| The records |
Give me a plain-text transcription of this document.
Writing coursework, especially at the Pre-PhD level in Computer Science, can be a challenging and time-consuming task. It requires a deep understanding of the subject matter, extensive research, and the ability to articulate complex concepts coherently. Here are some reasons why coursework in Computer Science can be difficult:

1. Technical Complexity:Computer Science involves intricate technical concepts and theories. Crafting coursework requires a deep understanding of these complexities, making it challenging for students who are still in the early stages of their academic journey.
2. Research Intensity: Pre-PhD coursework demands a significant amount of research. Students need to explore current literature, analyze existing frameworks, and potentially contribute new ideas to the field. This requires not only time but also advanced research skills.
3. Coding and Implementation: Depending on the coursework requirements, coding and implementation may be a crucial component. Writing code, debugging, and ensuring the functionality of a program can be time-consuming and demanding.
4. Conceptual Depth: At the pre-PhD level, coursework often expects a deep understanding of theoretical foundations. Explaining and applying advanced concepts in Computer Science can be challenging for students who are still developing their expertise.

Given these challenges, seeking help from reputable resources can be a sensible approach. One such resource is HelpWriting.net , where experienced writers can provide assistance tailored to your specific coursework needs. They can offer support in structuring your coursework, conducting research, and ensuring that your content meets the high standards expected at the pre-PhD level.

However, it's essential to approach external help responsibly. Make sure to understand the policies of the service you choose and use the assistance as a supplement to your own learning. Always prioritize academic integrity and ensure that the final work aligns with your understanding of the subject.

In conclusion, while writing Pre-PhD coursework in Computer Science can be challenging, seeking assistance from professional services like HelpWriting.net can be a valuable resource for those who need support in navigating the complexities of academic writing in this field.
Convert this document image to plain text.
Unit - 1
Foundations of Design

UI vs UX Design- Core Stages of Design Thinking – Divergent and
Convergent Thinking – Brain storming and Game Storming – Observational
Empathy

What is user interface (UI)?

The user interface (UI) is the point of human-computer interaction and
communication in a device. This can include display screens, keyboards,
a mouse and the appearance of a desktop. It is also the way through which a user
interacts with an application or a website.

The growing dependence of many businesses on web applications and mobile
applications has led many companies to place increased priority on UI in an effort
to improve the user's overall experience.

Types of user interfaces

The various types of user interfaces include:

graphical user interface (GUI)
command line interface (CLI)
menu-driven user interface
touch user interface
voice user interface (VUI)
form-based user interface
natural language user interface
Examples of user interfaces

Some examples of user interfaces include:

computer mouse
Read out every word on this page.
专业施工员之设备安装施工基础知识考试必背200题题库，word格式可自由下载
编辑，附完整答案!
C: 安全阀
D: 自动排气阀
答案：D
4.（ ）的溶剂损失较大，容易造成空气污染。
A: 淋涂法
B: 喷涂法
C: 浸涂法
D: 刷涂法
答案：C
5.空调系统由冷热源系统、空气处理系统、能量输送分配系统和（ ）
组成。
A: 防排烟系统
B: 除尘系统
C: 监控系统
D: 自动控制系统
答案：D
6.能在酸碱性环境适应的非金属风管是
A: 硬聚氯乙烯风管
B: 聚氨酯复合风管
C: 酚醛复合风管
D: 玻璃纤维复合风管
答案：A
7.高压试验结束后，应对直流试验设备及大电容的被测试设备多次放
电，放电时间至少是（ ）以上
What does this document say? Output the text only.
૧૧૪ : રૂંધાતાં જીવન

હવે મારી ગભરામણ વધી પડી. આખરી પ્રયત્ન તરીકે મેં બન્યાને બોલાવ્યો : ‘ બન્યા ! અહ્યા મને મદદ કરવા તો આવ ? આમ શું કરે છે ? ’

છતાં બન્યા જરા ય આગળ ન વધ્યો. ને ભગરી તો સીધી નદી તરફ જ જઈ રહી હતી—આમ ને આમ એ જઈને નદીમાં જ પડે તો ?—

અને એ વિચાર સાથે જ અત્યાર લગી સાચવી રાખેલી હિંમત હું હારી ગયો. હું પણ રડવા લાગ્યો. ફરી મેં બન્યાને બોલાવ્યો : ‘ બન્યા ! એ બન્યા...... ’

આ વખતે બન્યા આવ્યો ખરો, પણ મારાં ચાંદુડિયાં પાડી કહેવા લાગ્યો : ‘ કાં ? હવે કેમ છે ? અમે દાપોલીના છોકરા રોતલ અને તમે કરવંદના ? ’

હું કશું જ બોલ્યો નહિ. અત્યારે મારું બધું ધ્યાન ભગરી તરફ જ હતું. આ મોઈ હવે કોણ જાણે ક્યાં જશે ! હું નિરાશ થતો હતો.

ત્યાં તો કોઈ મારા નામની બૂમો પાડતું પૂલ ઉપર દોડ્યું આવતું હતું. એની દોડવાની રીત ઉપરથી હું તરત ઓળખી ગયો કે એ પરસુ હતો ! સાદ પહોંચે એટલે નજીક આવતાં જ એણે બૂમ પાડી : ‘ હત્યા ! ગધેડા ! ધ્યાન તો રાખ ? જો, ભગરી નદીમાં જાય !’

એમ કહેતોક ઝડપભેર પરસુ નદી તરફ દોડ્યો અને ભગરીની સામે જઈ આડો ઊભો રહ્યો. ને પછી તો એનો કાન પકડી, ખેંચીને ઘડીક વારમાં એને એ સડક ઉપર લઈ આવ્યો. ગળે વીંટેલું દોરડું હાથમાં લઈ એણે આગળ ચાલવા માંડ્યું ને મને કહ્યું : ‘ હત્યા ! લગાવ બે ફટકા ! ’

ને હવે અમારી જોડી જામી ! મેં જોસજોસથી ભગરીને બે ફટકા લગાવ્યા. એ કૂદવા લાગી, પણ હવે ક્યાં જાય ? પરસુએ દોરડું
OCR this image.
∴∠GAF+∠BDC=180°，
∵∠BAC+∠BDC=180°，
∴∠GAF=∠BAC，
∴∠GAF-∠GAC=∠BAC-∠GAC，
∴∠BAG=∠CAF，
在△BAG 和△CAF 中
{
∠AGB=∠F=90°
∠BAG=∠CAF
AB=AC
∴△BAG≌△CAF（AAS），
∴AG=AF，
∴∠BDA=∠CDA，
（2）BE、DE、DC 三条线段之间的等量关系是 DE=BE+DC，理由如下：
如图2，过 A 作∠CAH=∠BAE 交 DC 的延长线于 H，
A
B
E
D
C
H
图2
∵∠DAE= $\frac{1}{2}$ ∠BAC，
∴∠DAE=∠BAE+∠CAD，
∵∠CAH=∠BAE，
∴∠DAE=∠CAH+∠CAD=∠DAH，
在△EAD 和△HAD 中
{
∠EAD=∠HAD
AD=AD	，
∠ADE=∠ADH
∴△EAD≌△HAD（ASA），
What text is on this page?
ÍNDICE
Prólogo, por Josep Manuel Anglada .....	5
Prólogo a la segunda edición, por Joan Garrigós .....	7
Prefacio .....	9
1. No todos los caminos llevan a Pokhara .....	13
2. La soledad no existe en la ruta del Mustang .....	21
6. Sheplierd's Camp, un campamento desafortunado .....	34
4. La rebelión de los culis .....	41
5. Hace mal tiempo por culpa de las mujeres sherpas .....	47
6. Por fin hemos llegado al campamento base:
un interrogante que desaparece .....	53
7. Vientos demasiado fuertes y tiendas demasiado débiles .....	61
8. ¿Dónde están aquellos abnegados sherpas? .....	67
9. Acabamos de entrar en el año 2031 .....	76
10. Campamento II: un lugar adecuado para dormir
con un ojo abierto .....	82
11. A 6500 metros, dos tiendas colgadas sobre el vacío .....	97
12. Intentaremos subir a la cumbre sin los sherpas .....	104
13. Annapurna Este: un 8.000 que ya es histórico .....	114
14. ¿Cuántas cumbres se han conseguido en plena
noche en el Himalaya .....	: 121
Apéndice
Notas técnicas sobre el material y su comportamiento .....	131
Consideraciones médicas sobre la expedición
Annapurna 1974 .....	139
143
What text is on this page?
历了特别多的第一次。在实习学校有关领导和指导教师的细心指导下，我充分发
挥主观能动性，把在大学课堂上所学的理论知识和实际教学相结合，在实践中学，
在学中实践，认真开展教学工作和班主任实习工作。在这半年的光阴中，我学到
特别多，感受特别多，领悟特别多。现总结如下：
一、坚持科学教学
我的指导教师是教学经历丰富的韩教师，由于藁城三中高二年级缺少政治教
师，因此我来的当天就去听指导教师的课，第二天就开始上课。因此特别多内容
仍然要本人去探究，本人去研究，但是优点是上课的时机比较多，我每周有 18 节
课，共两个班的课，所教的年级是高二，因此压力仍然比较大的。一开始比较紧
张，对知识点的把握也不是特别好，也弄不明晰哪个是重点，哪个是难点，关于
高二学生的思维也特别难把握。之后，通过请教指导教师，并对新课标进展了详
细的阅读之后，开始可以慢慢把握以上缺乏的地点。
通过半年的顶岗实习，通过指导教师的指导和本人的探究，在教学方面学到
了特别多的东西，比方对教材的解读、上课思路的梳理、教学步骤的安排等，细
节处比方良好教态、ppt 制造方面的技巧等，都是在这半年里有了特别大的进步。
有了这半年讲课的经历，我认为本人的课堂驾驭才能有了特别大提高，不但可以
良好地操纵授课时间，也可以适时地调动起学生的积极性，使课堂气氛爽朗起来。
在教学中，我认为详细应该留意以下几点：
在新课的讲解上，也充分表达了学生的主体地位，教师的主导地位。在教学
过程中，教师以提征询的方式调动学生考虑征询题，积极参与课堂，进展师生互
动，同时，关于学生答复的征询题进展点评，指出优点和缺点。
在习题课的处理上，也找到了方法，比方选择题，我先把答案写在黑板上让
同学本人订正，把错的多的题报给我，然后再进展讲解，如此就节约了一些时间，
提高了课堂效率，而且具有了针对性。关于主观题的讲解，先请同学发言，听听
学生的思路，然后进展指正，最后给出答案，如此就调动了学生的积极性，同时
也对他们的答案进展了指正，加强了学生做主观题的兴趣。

| Task to carry out |
Copy out every line holding the string "Thinking".

| Written solution |
UI vs UX Design- Core Stages of Design Thinking – Divergent and
Convergent Thinking – Brain storming and Game Storming – Observational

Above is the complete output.